WORK INSTRUCTIONS:
1. Reproduce word for word the part of the DeCordova Biennial review that opens with the words containing "From our review" and closes with "mental short circuit.".
2. In the rows, rewrite the part that opens with the line containing "value-text: 33.75 кГц [199,422,248,434]" and closes with the line containing "field-label: Ширина синхроимп.", changing "dropdown" to "select-menu" and leaving everything else unchanged. Return only those lines.
## start EXTRACT
Friday, March 12, 2010

2010 DeCordova Biennial















From our review of the “2010 DeCordova Biennial" at the DeCordova Sculpture Park + Museum in Lincoln, Massachusetts:
Portland artist Randy Regier's work is just beginning to be known, but he may be one of the best sculptors in the country. In the "2010 DeCordova Biennial" at the DeCordova Sculpture Park + Museum, Regier has installed "Honorable Mention: H. Maxwell Fisher and the Space Race," a "life-size" spacecraft, spacesuit, and related ephemera. Your senses tell you this wondrous, crackpot 1950s Buck Rogers dream machine is real. And you — particularly if you're a certain kind of boy — may want to believe it's real. But your mind insists that it's fake. The result of this contradiction is a pleasurable mental short circuit.

The "Fisher Fire Fly" spacecraft is a ball-shaped capsule atop a cone-shaped thruster with three landing-gear legs. It's painted Wizard of Oz emerald green. The top of the capsule is scuffed and blistered, as if scorched during passage through the earth's atmosphere. Peer inside the open hatch and you find a metal-frame seat, wires, hoses, switches, and dials. Everything appears authentically old, right down to the musty industrial smell.
## end EXTRACT
## start SUPPLIED INFORMATION
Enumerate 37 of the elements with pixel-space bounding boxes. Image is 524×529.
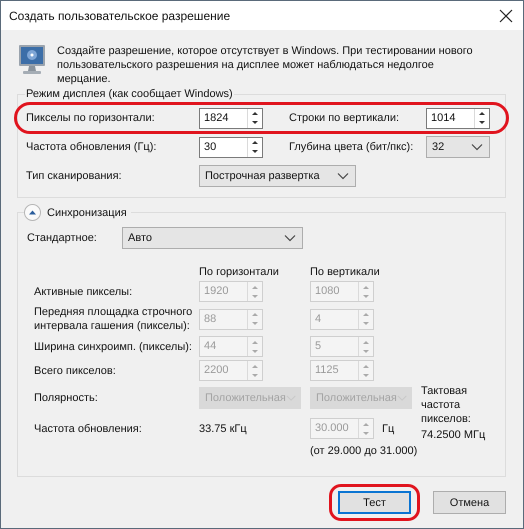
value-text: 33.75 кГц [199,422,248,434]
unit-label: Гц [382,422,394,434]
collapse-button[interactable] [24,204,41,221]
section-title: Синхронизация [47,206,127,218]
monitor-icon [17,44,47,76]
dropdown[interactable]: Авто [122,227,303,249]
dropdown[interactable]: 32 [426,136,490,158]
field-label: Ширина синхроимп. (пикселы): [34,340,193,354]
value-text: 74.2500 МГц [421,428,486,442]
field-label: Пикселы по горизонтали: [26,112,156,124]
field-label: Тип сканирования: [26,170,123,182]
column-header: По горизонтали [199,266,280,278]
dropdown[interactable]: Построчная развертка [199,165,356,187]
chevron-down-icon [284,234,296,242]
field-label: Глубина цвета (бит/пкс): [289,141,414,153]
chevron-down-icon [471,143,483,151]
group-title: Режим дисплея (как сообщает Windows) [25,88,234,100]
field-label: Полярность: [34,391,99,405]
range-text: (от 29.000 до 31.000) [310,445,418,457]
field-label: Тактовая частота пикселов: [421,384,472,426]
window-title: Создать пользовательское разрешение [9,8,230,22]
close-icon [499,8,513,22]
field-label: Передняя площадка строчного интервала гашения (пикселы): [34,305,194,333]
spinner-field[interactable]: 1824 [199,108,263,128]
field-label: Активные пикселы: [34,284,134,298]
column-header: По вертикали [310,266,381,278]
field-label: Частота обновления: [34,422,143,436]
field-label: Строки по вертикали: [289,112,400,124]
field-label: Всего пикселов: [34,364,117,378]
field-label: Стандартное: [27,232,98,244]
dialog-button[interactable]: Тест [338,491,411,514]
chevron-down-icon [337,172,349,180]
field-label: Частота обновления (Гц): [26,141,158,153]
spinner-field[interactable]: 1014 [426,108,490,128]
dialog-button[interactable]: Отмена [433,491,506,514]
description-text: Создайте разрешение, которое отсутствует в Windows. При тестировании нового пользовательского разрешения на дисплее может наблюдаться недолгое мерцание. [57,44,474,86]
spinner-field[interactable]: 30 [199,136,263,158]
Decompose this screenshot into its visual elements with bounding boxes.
## end SUPPLIED INFORMATION
TASK ANSWERS:
1.
From our review of the “2010 DeCordova Biennial" at the DeCordova Sculpture Park + Museum in Lincoln, Massachusetts:
Portland artist Randy Regier's work is just beginning to be known, but he may be one of the best sculptors in the country. In the "2010 DeCordova Biennial" at the DeCordova Sculpture Park + Museum, Regier has installed "Honorable Mention: H. Maxwell Fisher and the Space Race," a "life-size" spacecraft, spacesuit, and related ephemera. Your senses tell you this wondrous, crackpot 1950s Buck Rogers dream machine is real. And you — particularly if you're a certain kind of boy — may want to believe it's real. But your mind insists that it's fake. The result of this contradiction is a pleasurable mental short circuit.

2.
value-text: 33.75 кГц [199,422,248,434]
unit-label: Гц [382,422,394,434]
collapse-button[interactable] [24,204,41,221]
section-title: Синхронизация [47,206,127,218]
monitor-icon [17,44,47,76]
select-menu[interactable]: Авто [122,227,303,249]
select-menu[interactable]: 32 [426,136,490,158]
field-label: Ширина синхроимп. (пикселы): [34,340,193,354]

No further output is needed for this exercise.